Extrait proposé
%%
Faut-il accélérer l’extraction des métaux pour réussir la transition écologique ?

publié par
Adrien Burdy
le
Monday
19
February
2024

La question de l’extraction de matières est une des plus épineuses parmi les nombreuses posées par la transition écologique et sociale. Nous essayons ici de démêler le vrai du faux pour savoir s'il est possible et souhaitable d’extraire toutes les ressources (métaux, terres rares, …) nécessaires pour la transition vers des mobilités et de l’énergie bas-carbone.

Avons-nous assez de ressources minières pour faire la transition bas-carbone ?

La première chose à savoir est bien celle-ci : existe-t-il des quantités suffisantes de minéraux pour pourvoir la demande en métaux ?

D’après plusieurs rapports repris dans des articles d’Hannah Ritchie, la réponse est oui. [1,2]

Mais la situation est plus complexe et il faut bien comprendre la différence entre réserves et ressources.

  • Les ressources constituent la quantité connue ou supposée présente sur terre d’après nos connaissances actuelles.
  • Les réserves constituent la quantité de minerais extractible de manière économiquement viable avec les technologies actuelles.

En effet, l’ETC (Energy Transition Commission) assure que pour tous les métaux étudiés, les ressources minières sont suffisantes pour subvenir à la demande de l’industrie et des technologies d’énergies bas-carbone. En revanche, plusieurs métaux sont soumis à des risques d’épuisement concernant les réserves notamment le cuivre, le nickel, le lithium ou le cobalt. [3] Et ces métaux sont aujourd’hui largement utilisés dans les voitures électriques !

Il n’y a donc pas de doute sur les ressources (minerais physiquement disponibles) qui sont largement suffisantes pour réaliser une transition vers des mobilités et de l’électricité bas-carbone. Les réserves (minerais technologiquement et économiquement extractibles) sont par contre, pour plusieurs métaux stratégiques, inférieures à la demande cumulée projetée jusqu’à 2050 dans un scénario de neutralité carbone. Cela n’est pas forcément un problème car il est possible d’ouvrir des nouvelles mines d’ici-là ou de diminuer la demande (efficacité, recyclage, sobriété).
%%
Données
%%
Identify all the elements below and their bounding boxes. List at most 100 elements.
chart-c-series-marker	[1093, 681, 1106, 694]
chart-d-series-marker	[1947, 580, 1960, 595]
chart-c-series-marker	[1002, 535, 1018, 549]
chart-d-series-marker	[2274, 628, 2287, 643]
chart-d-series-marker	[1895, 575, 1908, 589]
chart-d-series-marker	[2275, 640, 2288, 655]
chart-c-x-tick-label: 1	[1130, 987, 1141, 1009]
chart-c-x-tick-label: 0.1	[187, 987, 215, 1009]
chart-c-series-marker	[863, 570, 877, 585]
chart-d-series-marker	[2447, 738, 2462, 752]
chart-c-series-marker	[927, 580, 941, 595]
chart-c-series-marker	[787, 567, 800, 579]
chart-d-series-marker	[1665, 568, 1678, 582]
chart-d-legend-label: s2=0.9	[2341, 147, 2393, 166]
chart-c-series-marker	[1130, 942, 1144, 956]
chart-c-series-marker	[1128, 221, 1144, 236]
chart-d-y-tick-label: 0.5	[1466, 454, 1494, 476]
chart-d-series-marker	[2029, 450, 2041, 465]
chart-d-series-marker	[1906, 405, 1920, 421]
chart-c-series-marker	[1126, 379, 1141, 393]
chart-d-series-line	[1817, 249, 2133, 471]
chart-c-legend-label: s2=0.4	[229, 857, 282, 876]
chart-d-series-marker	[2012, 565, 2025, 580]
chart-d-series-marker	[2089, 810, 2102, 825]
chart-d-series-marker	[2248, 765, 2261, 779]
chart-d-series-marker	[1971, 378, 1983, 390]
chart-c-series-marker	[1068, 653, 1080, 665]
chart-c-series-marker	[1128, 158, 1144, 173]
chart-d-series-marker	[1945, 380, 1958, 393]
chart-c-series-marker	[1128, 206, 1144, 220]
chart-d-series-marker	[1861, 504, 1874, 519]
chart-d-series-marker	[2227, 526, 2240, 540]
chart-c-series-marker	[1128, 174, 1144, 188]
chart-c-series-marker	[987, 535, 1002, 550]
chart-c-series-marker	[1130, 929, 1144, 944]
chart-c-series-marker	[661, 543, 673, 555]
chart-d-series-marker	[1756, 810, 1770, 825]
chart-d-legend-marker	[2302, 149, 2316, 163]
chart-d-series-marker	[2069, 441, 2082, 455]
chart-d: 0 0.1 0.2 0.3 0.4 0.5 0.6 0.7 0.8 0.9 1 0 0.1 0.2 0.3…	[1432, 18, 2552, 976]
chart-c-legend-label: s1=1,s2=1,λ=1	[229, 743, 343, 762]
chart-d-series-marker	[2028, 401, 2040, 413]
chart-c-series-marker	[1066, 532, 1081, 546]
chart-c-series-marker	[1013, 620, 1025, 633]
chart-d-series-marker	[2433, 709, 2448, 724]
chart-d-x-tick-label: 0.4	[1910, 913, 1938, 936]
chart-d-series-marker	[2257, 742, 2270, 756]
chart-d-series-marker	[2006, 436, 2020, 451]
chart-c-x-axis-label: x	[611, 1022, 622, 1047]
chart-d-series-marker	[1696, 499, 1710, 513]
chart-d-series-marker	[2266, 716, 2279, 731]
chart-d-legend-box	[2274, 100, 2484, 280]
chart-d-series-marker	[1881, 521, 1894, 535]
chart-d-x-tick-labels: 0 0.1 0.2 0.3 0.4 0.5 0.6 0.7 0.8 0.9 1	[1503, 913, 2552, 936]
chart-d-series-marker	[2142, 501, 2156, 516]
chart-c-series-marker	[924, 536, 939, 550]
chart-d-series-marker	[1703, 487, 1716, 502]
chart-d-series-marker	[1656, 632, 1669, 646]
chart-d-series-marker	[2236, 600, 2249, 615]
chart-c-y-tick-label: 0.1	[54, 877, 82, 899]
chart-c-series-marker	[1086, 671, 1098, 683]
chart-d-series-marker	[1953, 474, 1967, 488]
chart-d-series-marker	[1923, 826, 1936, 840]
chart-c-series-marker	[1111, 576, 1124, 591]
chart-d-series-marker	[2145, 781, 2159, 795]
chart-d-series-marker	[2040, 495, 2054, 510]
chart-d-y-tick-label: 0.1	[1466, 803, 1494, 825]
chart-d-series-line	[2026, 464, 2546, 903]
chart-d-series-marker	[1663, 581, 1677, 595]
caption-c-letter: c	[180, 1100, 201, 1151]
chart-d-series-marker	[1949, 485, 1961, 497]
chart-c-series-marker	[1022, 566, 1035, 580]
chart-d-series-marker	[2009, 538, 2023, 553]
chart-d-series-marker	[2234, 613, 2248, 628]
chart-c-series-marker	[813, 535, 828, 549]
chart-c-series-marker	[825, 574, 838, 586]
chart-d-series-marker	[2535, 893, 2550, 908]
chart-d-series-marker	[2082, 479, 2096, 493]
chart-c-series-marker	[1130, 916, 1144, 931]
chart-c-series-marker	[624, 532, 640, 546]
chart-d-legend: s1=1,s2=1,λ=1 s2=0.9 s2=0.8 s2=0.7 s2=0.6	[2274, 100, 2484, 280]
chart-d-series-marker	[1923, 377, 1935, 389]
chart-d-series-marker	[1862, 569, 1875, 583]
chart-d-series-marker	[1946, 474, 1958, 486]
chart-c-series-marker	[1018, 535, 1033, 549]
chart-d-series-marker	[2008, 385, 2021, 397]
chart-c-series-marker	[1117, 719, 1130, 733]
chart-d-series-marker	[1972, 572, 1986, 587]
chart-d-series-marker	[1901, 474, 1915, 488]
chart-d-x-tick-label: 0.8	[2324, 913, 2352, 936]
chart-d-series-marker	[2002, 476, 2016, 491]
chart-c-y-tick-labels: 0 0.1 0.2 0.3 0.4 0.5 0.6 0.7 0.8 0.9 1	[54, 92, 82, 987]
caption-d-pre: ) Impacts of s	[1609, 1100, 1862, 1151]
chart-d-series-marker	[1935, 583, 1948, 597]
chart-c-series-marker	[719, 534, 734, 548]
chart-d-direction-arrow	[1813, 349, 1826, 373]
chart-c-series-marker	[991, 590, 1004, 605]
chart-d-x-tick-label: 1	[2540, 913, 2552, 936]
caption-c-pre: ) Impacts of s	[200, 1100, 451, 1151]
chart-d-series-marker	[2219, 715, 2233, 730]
%%
Petit exercice 1
Recopiez le passage du texte sur l'extraction des métaux qui commence à « Faut-il accélérer l’extraction » et se termine à « la transition bas-carbone ? ».
Petit exercice 2
Résumez en deux phrases le texte sur l'extraction des métaux.

Résultat final 1
Faut-il accélérer l’extraction des métaux pour réussir la transition écologique ?

publié par
Adrien Burdy
le
Monday
19
February
2024

La question de l’extraction de matières est une des plus épineuses parmi les nombreuses posées par la transition écologique et sociale. Nous essayons ici de démêler le vrai du faux pour savoir s'il est possible et souhaitable d’extraire toutes les ressources (métaux, terres rares, …) nécessaires pour la transition vers des mobilités et de l’énergie bas-carbone.

Avons-nous assez de ressources minières pour faire la transition bas-carbone ?

Résultat final 2
Les ressources minières, c'est-à-dire les minerais physiquement disponibles, sont largement suffisantes pour une transition vers des mobilités et une électricité bas-carbone. Pour plusieurs métaux stratégiques comme le cuivre, le nickel, le lithium ou le cobalt, les réserves économiquement extractibles sont en revanche inférieures à la demande projetée jusqu'à 2050, ce qui n'est pas forcément un problème puisqu'on peut ouvrir de nouvelles mines ou diminuer la demande (efficacité, recyclage, sobriété).